[Data entries for graphics]
━━━━━━━━━━

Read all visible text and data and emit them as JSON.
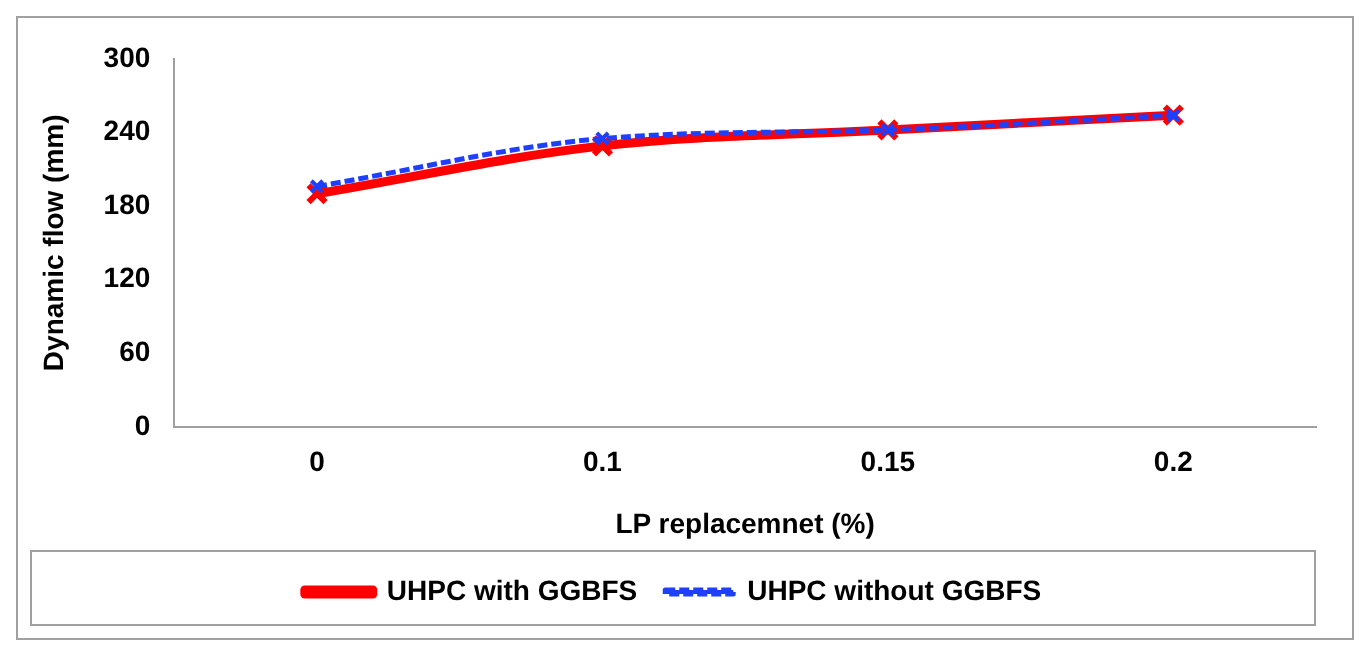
{
  "chart_data": {
    "type": "line",
    "xlabel": "LP replacemnet (%)",
    "ylabel": "Dynamic flow (mm)",
    "categories": [
      "0",
      "0.1",
      "0.15",
      "0.2"
    ],
    "series": [
      {
        "name": "UHPC with GGBFS",
        "color": "#ff0000",
        "values": [
          190,
          229,
          242,
          254
        ],
        "line_style": "solid"
      },
      {
        "name": "UHPC without GGBFS",
        "color": "#1f3fff",
        "values": [
          196,
          235,
          242,
          254
        ],
        "line_style": "dashed"
      }
    ],
    "ylim": [
      0,
      300
    ],
    "yticks": [
      0,
      60,
      120,
      180,
      240,
      300
    ],
    "grid": false,
    "legend": "bottom",
    "marker": "cross"
  }
}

━━━━━━━━━━

• [Given request]:
Exclude all images and restate the records above word for word.

• [Correct result]:
Read all visible text and data and emit them as JSON.
{
  "chart_data": {
    "type": "line",
    "xlabel": "LP replacemnet (%)",
    "ylabel": "Dynamic flow (mm)",
    "categories": [
      "0",
      "0.1",
      "0.15",
      "0.2"
    ],
    "series": [
      {
        "name": "UHPC with GGBFS",
        "color": "#ff0000",
        "values": [
          190,
          229,
          242,
          254
        ],
        "line_style": "solid"
      },
      {
        "name": "UHPC without GGBFS",
        "color": "#1f3fff",
        "values": [
          196,
          235,
          242,
          254
        ],
        "line_style": "dashed"
      }
    ],
    "ylim": [
      0,
      300
    ],
    "yticks": [
      0,
      60,
      120,
      180,
      240,
      300
    ],
    "grid": false,
    "legend": "bottom",
    "marker": "cross"
  }
}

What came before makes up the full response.